start

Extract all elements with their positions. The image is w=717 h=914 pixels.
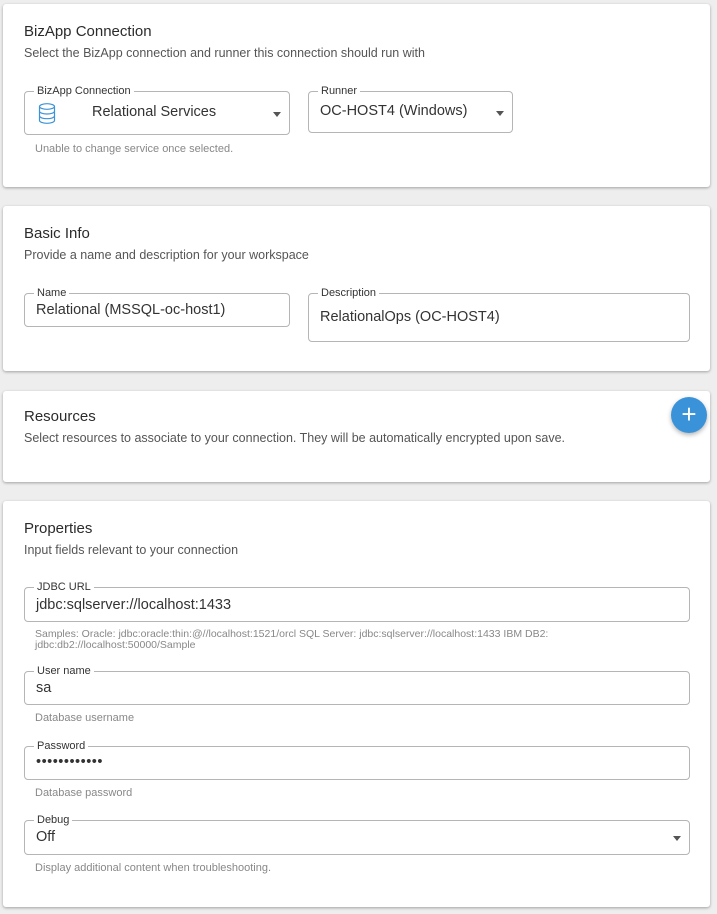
runner-select[interactable]: Runner OC-HOST4 (Windows) [308, 84, 513, 133]
bizapp-connection-card: BizApp Connection Select the BizApp conn… [3, 4, 710, 187]
username-label: User name [34, 664, 94, 678]
bizapp-connection-helper: Unable to change service once selected. [35, 143, 234, 155]
name-field[interactable]: Name Relational (MSSQL-oc-host1) [24, 286, 290, 327]
resources-title: Resources [24, 408, 96, 425]
password-value: •••••••••••• [36, 754, 103, 770]
chevron-down-icon [496, 111, 504, 116]
jdbc-url-value: jdbc:sqlserver://localhost:1433 [36, 597, 232, 613]
name-input-value: Relational (MSSQL-oc-host1) [36, 302, 226, 318]
basic-info-card: Basic Info Provide a name and descriptio… [3, 206, 710, 371]
password-helper: Database password [35, 787, 133, 799]
bizapp-connection-select[interactable]: BizApp Connection Relational Services [24, 84, 290, 135]
debug-select[interactable]: Debug Off [24, 813, 690, 855]
properties-card: Properties Input fields relevant to your… [3, 501, 710, 907]
runner-value: OC-HOST4 (Windows) [320, 103, 468, 119]
plus-icon: + [681, 399, 697, 429]
chevron-down-icon [273, 112, 281, 117]
username-field[interactable]: User name sa [24, 664, 690, 705]
password-field[interactable]: Password •••••••••••• [24, 739, 690, 780]
description-field[interactable]: Description RelationalOps (OC-HOST4) [308, 286, 690, 342]
bizapp-connection-label: BizApp Connection [34, 84, 134, 98]
resources-subtitle: Select resources to associate to your co… [24, 431, 566, 445]
description-input-value: RelationalOps (OC-HOST4) [320, 309, 500, 325]
name-label: Name [34, 286, 70, 300]
debug-helper: Display additional content when troubles… [35, 862, 272, 874]
description-label: Description [318, 286, 380, 300]
bizapp-connection-value: Relational Services [92, 104, 217, 120]
username-helper: Database username [35, 712, 135, 724]
password-label: Password [34, 739, 89, 753]
jdbc-url-label: JDBC URL [34, 580, 94, 594]
resources-card: Resources Select resources to associate … [3, 391, 710, 482]
runner-label: Runner [318, 84, 361, 98]
basic-info-subtitle: Provide a name and description for your … [24, 248, 309, 262]
bizapp-connection-subtitle: Select the BizApp connection and runner … [24, 46, 425, 60]
basic-info-title: Basic Info [24, 225, 90, 242]
debug-label: Debug [34, 813, 73, 827]
bizapp-connection-title: BizApp Connection [24, 23, 152, 40]
debug-value: Off [36, 829, 56, 845]
add-resource-button[interactable]: + [671, 397, 707, 433]
properties-title: Properties [24, 520, 93, 537]
properties-subtitle: Input fields relevant to your connection [24, 543, 239, 557]
username-value: sa [36, 680, 52, 696]
database-icon [38, 103, 56, 124]
jdbc-url-field[interactable]: JDBC URL jdbc:sqlserver://localhost:1433 [24, 580, 690, 622]
chevron-down-icon [673, 836, 681, 841]
jdbc-url-helper-line2: jdbc:db2://localhost:50000/Sample [35, 639, 196, 651]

end

== Do this ==
Reproduce all of the records above, swapping every occurrence of "OC-HOST4" for "OC-HOST7" and leaving everything else as it is. Leave out the pictures.

== Complete answer ==
Extract all elements with their positions. The image is w=717 h=914 pixels.
runner-select[interactable]: Runner OC-HOST7 (Windows) [308, 84, 513, 133]
bizapp-connection-card: BizApp Connection Select the BizApp conn… [3, 4, 710, 187]
username-label: User name [34, 664, 94, 678]
bizapp-connection-helper: Unable to change service once selected. [35, 143, 234, 155]
name-field[interactable]: Name Relational (MSSQL-oc-host1) [24, 286, 290, 327]
resources-title: Resources [24, 408, 96, 425]
password-value: •••••••••••• [36, 754, 103, 770]
chevron-down-icon [496, 111, 504, 116]
jdbc-url-value: jdbc:sqlserver://localhost:1433 [36, 597, 232, 613]
name-input-value: Relational (MSSQL-oc-host1) [36, 302, 226, 318]
basic-info-card: Basic Info Provide a name and descriptio… [3, 206, 710, 371]
password-helper: Database password [35, 787, 133, 799]
bizapp-connection-select[interactable]: BizApp Connection Relational Services [24, 84, 290, 135]
debug-select[interactable]: Debug Off [24, 813, 690, 855]
properties-card: Properties Input fields relevant to your… [3, 501, 710, 907]
runner-value: OC-HOST7 (Windows) [320, 103, 468, 119]
plus-icon: + [681, 399, 697, 429]
chevron-down-icon [273, 112, 281, 117]
username-field[interactable]: User name sa [24, 664, 690, 705]
password-field[interactable]: Password •••••••••••• [24, 739, 690, 780]
description-field[interactable]: Description RelationalOps (OC-HOST7) [308, 286, 690, 342]
bizapp-connection-label: BizApp Connection [34, 84, 134, 98]
resources-subtitle: Select resources to associate to your co… [24, 431, 566, 445]
description-input-value: RelationalOps (OC-HOST7) [320, 309, 500, 325]
name-label: Name [34, 286, 70, 300]
debug-helper: Display additional content when troubles… [35, 862, 272, 874]
description-label: Description [318, 286, 380, 300]
bizapp-connection-value: Relational Services [92, 104, 217, 120]
username-helper: Database username [35, 712, 135, 724]
password-label: Password [34, 739, 89, 753]
jdbc-url-label: JDBC URL [34, 580, 94, 594]
resources-card: Resources Select resources to associate … [3, 391, 710, 482]
runner-label: Runner [318, 84, 361, 98]
basic-info-subtitle: Provide a name and description for your … [24, 248, 309, 262]
bizapp-connection-subtitle: Select the BizApp connection and runner … [24, 46, 425, 60]
basic-info-title: Basic Info [24, 225, 90, 242]
debug-label: Debug [34, 813, 73, 827]
bizapp-connection-title: BizApp Connection [24, 23, 152, 40]
debug-value: Off [36, 829, 56, 845]
add-resource-button[interactable]: + [671, 397, 707, 433]
properties-title: Properties [24, 520, 93, 537]
properties-subtitle: Input fields relevant to your connection [24, 543, 239, 557]
username-value: sa [36, 680, 52, 696]
database-icon [38, 103, 56, 124]
jdbc-url-field[interactable]: JDBC URL jdbc:sqlserver://localhost:1433 [24, 580, 690, 622]
chevron-down-icon [673, 836, 681, 841]
jdbc-url-helper-line2: jdbc:db2://localhost:50000/Sample [35, 639, 196, 651]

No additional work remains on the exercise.